**EXERCISE GOAL**:
State how many lines in the listing below include the word "每日活跃时长趋势", and add nothing besides the number.

——

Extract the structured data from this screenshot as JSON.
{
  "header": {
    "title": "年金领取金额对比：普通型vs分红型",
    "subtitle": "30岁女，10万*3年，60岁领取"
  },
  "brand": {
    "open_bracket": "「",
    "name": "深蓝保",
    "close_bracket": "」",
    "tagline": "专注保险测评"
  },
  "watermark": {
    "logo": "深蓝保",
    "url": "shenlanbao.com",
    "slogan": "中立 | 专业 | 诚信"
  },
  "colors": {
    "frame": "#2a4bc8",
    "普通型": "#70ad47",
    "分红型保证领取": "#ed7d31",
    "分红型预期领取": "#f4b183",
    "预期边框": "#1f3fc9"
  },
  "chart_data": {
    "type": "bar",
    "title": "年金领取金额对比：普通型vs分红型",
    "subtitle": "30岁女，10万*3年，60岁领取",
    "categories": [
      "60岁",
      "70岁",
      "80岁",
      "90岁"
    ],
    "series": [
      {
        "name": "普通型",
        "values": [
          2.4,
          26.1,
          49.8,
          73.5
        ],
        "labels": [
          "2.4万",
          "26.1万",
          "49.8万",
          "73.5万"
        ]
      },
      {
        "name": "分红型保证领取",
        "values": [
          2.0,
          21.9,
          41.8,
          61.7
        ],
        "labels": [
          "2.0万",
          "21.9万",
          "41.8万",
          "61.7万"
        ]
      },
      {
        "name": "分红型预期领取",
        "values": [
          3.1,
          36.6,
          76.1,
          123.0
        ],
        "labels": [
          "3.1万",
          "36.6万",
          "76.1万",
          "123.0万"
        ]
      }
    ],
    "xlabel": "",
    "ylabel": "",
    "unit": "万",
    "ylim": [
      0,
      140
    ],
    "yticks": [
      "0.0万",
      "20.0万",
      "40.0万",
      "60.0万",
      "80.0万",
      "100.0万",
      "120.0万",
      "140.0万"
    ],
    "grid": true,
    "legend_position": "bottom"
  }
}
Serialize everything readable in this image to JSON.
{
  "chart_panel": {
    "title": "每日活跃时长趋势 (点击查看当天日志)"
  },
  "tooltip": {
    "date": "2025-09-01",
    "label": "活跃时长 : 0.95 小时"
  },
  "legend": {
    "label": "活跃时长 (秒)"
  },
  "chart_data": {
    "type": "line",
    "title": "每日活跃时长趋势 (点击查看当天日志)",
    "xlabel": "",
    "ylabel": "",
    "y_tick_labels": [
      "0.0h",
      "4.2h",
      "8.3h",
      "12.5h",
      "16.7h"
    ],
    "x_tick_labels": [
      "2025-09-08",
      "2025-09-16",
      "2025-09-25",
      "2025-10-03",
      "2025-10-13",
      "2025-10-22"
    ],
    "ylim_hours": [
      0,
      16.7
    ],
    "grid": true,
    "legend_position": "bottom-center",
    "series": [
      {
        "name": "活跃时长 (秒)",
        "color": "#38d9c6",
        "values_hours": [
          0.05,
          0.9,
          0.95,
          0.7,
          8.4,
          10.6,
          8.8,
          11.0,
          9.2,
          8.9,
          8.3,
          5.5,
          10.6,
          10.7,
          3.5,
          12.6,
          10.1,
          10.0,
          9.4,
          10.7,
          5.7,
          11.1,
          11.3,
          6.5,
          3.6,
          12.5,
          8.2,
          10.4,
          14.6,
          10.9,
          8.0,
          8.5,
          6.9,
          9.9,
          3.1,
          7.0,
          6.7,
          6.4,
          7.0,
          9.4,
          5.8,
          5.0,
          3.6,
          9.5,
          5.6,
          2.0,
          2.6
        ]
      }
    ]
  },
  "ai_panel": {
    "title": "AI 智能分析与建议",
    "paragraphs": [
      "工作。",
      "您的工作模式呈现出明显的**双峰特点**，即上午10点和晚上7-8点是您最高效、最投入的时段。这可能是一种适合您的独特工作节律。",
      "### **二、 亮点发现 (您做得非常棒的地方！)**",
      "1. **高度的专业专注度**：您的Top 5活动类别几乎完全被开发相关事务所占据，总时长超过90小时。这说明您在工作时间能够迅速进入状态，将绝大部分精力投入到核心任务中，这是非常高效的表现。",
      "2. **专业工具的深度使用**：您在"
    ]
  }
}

——

**SOLUTION TO THIS EXERCISE**:
2